___ Records for the exercise

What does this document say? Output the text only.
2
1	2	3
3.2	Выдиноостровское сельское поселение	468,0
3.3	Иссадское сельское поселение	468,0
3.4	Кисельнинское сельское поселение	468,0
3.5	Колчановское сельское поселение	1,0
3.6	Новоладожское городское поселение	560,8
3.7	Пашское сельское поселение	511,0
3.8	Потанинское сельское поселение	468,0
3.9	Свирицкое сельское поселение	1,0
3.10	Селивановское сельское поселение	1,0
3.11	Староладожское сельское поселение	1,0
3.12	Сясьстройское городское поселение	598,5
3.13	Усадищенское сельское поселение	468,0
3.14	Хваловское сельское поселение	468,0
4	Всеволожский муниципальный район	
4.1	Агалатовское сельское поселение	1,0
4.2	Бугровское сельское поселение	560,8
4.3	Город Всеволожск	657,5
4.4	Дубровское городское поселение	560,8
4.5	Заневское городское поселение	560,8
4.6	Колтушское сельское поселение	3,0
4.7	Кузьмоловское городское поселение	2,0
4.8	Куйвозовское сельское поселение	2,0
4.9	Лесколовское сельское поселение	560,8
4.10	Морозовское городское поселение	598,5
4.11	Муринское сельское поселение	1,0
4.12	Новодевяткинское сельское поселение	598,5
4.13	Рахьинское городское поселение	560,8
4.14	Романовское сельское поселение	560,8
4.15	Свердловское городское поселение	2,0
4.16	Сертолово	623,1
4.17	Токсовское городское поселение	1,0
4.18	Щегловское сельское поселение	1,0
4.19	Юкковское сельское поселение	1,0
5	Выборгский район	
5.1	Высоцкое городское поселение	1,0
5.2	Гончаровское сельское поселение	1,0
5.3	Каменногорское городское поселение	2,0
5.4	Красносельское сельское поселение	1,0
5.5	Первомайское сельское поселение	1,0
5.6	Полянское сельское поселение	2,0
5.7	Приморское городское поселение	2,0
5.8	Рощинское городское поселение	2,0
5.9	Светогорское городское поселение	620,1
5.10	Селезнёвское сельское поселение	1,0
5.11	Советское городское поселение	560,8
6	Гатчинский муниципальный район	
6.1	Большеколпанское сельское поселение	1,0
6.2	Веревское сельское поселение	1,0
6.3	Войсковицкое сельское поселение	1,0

______

What you will do: From the records given above, copy all lines containing "район".

Answer:
4	Всеволожский муниципальный район	
5	Выборгский район	
6	Гатчинский муниципальный район	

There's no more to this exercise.